- Exercise aim -
Wherever the string "SRMTID" appears, copy the whole line.

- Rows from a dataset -
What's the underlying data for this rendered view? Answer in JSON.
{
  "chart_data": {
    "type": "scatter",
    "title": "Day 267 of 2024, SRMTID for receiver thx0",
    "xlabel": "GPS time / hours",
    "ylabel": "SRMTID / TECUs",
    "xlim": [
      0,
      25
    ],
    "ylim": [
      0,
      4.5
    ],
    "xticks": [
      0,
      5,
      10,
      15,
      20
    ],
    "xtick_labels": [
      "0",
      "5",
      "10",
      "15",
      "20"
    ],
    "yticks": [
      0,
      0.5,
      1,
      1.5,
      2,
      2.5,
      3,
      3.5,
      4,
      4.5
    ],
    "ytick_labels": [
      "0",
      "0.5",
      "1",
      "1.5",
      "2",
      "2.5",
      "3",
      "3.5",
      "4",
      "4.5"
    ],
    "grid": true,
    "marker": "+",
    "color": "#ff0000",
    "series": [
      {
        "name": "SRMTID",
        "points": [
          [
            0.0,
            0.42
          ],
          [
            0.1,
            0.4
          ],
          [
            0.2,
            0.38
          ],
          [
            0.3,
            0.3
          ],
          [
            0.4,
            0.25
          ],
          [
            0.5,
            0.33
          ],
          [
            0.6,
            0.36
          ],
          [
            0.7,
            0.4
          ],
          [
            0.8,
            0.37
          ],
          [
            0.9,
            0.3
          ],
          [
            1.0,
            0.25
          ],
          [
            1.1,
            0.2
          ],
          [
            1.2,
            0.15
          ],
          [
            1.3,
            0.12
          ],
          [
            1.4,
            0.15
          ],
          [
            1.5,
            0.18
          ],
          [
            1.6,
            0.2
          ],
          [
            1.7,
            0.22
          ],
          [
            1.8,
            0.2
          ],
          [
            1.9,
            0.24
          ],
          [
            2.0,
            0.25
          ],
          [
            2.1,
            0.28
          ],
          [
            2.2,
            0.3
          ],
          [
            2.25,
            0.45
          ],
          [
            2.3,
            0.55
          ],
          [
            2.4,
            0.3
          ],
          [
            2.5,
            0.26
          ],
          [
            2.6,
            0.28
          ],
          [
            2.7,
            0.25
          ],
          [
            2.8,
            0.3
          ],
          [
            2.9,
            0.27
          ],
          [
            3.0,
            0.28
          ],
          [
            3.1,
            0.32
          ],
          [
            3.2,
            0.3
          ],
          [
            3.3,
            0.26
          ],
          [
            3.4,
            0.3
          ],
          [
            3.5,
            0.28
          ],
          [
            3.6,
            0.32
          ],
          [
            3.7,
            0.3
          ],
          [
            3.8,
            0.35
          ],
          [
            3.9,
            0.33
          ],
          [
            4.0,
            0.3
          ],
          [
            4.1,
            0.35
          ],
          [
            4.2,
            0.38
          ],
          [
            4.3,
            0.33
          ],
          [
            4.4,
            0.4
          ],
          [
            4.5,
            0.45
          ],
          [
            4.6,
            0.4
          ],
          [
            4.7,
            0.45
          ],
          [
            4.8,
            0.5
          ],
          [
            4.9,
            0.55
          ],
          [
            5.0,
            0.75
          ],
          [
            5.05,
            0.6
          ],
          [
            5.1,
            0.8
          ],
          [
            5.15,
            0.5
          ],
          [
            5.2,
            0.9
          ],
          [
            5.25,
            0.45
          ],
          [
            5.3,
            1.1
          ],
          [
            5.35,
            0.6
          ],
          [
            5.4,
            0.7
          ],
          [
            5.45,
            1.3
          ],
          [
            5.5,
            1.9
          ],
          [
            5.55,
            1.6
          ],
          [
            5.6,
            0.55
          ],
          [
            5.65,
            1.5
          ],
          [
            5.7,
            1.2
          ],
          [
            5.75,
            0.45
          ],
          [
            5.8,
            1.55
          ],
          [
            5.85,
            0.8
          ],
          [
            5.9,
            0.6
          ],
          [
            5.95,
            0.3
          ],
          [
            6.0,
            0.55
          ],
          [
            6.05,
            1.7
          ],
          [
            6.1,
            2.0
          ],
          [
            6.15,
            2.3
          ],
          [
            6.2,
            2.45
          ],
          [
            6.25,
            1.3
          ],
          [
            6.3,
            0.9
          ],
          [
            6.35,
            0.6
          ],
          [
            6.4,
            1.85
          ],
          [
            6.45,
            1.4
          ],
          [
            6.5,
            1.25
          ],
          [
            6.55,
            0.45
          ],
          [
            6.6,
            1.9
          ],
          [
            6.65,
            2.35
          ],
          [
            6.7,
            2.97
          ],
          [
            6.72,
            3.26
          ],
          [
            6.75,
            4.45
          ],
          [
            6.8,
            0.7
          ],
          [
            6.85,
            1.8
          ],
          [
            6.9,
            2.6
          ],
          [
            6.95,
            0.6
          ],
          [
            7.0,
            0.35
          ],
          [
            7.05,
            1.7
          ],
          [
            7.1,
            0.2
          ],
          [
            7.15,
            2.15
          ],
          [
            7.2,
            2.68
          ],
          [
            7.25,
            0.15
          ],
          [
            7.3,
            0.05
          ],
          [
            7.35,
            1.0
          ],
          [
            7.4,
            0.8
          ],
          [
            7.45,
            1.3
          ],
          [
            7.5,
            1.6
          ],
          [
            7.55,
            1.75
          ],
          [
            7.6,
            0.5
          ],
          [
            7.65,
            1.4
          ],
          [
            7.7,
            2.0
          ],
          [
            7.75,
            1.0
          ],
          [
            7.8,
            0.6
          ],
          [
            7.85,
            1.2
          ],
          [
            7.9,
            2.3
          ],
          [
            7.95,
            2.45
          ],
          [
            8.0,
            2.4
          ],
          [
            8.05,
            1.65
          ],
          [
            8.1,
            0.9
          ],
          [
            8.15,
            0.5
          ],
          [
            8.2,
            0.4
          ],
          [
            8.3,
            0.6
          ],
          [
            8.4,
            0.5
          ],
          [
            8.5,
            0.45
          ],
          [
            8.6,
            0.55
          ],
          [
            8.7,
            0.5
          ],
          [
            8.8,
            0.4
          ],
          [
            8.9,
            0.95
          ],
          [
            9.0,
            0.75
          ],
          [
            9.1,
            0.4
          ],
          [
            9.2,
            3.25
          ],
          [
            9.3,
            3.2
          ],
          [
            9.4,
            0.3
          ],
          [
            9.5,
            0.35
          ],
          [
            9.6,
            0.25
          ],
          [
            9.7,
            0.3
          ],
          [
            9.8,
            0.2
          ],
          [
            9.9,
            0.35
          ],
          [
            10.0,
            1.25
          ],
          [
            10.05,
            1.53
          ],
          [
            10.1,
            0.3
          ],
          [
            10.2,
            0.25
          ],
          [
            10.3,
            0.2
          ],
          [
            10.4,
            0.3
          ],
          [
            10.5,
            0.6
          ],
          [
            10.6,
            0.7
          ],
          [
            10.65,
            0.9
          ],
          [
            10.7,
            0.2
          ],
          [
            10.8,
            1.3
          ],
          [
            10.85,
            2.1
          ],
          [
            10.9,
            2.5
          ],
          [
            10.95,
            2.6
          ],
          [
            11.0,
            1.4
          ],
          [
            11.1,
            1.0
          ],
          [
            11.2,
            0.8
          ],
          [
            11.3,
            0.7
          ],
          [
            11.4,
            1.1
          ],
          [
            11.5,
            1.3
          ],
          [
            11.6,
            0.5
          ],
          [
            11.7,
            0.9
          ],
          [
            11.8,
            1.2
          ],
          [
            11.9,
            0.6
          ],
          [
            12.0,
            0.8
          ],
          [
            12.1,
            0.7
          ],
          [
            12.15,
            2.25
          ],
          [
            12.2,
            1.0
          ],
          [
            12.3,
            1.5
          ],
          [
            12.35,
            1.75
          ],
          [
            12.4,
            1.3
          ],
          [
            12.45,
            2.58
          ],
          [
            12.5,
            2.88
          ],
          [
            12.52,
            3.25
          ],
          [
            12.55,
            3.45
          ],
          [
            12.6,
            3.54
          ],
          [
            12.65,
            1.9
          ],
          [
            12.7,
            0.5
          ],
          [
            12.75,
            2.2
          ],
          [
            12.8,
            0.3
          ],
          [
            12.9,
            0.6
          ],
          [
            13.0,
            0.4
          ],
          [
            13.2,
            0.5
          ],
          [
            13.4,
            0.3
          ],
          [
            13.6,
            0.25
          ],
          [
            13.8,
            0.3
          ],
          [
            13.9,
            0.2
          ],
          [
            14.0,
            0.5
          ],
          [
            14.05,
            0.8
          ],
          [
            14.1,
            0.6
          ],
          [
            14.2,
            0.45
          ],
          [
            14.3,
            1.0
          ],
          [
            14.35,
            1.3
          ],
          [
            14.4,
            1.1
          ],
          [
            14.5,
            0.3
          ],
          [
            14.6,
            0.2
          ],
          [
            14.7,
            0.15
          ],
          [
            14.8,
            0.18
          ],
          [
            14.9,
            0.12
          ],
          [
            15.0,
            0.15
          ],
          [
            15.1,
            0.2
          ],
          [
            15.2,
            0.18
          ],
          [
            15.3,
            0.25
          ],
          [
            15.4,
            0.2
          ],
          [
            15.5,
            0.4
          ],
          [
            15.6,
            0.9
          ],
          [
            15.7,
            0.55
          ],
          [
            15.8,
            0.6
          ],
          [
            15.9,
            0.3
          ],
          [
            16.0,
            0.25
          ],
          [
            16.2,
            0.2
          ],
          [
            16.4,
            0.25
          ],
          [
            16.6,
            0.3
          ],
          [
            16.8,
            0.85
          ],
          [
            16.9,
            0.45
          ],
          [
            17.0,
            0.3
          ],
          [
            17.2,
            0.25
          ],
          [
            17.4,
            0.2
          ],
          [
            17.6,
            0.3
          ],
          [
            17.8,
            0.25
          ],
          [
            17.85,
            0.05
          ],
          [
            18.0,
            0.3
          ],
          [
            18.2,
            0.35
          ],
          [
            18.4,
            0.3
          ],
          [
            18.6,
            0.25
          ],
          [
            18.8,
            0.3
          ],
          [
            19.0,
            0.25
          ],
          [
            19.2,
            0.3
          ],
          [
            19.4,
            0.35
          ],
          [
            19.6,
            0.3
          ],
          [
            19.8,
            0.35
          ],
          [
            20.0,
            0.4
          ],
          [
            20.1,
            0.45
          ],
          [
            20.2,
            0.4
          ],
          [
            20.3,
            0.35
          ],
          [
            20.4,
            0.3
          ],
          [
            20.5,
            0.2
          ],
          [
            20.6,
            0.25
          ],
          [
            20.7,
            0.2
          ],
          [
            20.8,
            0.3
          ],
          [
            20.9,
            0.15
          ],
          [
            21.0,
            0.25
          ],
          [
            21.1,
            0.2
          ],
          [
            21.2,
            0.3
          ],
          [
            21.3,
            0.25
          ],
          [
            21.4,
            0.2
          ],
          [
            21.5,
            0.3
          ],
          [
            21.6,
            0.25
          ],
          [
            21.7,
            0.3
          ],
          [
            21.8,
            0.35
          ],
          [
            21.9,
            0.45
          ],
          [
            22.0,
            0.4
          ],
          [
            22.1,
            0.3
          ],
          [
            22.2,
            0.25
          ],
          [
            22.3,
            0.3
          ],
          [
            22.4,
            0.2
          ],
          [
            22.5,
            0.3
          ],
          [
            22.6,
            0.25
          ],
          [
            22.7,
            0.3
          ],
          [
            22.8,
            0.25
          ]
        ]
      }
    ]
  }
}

- Response to the task -
    "title": "Day 267 of 2024, SRMTID for receiver thx0",
    "ylabel": "SRMTID / TECUs",
        "name": "SRMTID",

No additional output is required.